Figure content listings:
— start —

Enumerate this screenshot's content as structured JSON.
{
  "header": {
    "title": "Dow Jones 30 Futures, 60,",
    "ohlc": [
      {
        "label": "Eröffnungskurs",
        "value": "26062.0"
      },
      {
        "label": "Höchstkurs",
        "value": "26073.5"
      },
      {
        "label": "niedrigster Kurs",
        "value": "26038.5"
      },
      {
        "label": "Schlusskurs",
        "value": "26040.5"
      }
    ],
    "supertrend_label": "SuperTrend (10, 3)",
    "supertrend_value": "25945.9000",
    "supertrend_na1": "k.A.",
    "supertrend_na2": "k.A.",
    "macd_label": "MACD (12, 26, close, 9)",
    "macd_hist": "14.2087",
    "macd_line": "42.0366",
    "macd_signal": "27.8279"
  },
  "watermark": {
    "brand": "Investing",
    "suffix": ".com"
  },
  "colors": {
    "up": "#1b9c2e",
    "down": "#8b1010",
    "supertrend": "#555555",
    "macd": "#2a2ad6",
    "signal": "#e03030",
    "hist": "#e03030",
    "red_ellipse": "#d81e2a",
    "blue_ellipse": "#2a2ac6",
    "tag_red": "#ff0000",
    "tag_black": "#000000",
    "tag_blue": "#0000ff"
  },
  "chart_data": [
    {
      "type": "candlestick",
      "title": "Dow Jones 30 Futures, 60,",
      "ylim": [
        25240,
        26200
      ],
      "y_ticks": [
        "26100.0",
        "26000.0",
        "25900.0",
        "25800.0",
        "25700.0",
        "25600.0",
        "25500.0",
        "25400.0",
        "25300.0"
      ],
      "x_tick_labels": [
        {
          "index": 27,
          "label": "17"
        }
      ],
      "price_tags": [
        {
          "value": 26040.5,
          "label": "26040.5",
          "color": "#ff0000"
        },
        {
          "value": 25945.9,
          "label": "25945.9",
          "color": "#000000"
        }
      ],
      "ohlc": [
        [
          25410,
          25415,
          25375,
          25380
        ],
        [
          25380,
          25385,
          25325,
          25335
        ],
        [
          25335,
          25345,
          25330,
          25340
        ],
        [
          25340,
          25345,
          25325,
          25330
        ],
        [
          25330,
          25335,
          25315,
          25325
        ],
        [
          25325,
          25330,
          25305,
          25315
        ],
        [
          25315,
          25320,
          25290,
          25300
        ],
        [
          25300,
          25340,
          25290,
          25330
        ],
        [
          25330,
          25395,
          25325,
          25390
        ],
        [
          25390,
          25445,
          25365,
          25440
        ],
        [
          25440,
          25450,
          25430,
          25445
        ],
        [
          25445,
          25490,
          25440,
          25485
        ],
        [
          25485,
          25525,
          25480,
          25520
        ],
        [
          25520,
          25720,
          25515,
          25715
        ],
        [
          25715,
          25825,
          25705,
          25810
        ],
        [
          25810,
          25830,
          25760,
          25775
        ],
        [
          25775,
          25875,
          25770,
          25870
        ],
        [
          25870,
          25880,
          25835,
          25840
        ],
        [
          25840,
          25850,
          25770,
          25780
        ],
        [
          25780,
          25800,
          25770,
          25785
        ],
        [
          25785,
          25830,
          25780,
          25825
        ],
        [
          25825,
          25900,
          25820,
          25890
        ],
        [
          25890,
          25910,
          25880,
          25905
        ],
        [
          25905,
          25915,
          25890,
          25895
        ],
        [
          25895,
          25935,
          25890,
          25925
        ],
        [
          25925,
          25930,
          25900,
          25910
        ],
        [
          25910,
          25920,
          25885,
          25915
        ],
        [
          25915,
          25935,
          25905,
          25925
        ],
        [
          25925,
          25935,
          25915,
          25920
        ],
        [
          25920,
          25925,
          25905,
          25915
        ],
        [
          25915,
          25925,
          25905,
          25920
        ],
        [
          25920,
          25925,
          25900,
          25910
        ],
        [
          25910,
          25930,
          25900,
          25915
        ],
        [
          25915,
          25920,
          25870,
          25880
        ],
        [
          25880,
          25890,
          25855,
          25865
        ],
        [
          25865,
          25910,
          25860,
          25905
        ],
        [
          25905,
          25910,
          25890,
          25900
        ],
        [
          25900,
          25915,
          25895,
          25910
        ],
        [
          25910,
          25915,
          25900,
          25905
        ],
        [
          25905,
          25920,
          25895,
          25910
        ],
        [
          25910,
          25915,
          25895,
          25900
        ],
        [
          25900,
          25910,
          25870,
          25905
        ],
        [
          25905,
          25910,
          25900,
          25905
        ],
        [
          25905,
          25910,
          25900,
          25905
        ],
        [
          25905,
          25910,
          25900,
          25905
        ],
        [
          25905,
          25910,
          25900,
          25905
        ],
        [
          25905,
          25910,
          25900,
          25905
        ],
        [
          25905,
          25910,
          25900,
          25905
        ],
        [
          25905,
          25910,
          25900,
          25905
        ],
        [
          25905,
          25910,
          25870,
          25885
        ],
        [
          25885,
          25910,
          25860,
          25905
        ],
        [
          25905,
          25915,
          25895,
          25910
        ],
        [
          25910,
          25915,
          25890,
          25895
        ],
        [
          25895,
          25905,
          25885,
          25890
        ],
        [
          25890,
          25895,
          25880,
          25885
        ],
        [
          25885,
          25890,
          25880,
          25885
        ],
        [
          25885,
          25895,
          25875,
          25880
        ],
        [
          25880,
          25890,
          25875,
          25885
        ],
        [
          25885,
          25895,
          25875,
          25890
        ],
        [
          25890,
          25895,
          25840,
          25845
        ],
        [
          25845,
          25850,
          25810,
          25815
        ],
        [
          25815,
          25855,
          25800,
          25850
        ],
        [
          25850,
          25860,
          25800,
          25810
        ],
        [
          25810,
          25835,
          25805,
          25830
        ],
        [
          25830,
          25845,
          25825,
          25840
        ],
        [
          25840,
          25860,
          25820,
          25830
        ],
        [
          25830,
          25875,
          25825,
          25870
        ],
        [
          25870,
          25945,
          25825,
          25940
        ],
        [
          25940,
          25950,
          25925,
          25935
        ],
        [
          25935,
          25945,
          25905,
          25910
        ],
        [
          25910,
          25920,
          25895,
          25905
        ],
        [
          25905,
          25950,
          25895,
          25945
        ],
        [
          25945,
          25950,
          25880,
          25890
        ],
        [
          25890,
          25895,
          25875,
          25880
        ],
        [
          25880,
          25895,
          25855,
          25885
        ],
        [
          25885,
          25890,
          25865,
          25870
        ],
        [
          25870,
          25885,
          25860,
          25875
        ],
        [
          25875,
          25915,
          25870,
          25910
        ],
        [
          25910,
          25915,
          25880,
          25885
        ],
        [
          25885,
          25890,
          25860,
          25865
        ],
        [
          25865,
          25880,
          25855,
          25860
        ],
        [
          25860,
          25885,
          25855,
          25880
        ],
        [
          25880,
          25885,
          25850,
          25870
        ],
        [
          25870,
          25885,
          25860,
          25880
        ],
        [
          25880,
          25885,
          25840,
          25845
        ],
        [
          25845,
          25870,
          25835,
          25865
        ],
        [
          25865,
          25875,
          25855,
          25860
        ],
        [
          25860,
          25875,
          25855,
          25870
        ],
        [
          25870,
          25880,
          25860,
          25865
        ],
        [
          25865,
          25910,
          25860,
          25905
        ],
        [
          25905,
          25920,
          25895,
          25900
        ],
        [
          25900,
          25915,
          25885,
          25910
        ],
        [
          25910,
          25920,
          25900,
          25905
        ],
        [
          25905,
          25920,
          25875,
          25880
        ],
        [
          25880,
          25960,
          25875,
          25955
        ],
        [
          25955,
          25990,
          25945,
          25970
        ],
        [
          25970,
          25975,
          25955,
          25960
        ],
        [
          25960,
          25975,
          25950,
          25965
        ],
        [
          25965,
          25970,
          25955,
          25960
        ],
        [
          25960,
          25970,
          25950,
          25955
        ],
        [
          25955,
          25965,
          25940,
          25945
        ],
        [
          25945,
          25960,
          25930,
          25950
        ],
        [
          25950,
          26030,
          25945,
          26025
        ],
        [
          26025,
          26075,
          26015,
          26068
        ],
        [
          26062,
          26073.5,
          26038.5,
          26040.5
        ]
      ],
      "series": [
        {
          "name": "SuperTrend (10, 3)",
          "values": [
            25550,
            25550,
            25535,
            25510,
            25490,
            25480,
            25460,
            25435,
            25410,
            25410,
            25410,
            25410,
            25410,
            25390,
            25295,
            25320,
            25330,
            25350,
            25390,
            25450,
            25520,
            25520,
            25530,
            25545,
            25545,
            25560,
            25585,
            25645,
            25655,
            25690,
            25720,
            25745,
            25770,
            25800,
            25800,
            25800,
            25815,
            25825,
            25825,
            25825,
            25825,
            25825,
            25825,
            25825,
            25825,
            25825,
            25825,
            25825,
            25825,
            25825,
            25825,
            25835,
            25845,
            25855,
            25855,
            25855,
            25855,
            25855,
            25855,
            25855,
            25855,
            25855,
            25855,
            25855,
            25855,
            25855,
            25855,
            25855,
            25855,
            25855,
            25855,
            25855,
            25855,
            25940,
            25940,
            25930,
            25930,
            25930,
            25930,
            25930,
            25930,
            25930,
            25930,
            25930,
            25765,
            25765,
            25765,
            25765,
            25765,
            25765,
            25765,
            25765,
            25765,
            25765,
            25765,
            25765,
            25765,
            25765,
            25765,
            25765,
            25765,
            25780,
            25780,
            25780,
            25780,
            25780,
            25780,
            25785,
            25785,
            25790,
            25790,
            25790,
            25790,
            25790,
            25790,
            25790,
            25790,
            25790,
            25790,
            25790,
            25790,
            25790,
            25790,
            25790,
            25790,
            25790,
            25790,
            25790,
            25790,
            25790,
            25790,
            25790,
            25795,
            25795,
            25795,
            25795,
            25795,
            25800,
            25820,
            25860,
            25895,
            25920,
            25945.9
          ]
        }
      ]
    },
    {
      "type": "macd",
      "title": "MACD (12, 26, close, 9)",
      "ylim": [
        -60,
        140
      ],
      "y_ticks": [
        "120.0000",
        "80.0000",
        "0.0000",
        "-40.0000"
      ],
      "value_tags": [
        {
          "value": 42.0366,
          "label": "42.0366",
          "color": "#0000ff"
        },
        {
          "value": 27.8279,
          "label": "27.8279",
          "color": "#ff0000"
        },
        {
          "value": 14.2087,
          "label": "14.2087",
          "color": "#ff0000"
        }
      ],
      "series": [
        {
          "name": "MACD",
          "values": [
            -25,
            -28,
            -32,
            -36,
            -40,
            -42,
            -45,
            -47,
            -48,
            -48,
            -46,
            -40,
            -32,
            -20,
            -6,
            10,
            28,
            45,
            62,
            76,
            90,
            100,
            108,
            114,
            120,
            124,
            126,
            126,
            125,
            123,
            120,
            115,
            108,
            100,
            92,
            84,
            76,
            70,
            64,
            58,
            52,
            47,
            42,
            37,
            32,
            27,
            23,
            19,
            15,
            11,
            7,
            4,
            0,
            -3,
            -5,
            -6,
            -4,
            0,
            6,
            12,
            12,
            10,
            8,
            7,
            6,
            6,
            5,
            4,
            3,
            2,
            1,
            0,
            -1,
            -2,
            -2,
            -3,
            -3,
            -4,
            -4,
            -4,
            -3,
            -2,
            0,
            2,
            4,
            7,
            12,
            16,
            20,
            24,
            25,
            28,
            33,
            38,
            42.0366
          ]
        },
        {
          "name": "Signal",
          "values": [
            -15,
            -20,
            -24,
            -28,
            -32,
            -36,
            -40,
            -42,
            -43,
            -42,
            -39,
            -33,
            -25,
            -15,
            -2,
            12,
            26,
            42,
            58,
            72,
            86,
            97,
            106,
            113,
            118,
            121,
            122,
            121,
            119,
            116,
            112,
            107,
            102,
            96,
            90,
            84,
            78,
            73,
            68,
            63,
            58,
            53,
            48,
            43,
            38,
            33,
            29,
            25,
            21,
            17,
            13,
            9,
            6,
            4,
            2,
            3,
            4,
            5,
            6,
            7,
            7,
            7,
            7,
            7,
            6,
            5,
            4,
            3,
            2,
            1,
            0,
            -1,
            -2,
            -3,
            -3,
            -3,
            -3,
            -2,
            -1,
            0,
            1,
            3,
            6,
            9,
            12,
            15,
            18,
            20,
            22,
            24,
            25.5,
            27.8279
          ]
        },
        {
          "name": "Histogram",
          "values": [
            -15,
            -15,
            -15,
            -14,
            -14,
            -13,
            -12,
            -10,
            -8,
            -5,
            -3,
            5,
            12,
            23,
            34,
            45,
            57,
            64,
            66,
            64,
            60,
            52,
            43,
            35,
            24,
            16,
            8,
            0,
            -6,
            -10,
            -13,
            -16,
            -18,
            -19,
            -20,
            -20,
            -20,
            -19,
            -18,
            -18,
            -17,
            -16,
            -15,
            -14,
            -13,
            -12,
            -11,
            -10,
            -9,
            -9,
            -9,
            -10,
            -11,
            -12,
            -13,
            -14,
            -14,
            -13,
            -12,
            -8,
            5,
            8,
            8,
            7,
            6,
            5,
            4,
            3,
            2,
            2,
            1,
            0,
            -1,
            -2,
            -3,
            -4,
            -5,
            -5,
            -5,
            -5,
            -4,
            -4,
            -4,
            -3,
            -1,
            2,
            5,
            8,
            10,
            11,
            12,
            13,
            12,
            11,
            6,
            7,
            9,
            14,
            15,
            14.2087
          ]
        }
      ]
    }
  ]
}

— end —

● **TASK PROMPT**: Copy every line of the material in which the word "close" occurs.

● **SOLUTION TO THIS TASK**:
    "macd_label": "MACD (12, 26, close, 9)",
      "title": "MACD (12, 26, close, 9)",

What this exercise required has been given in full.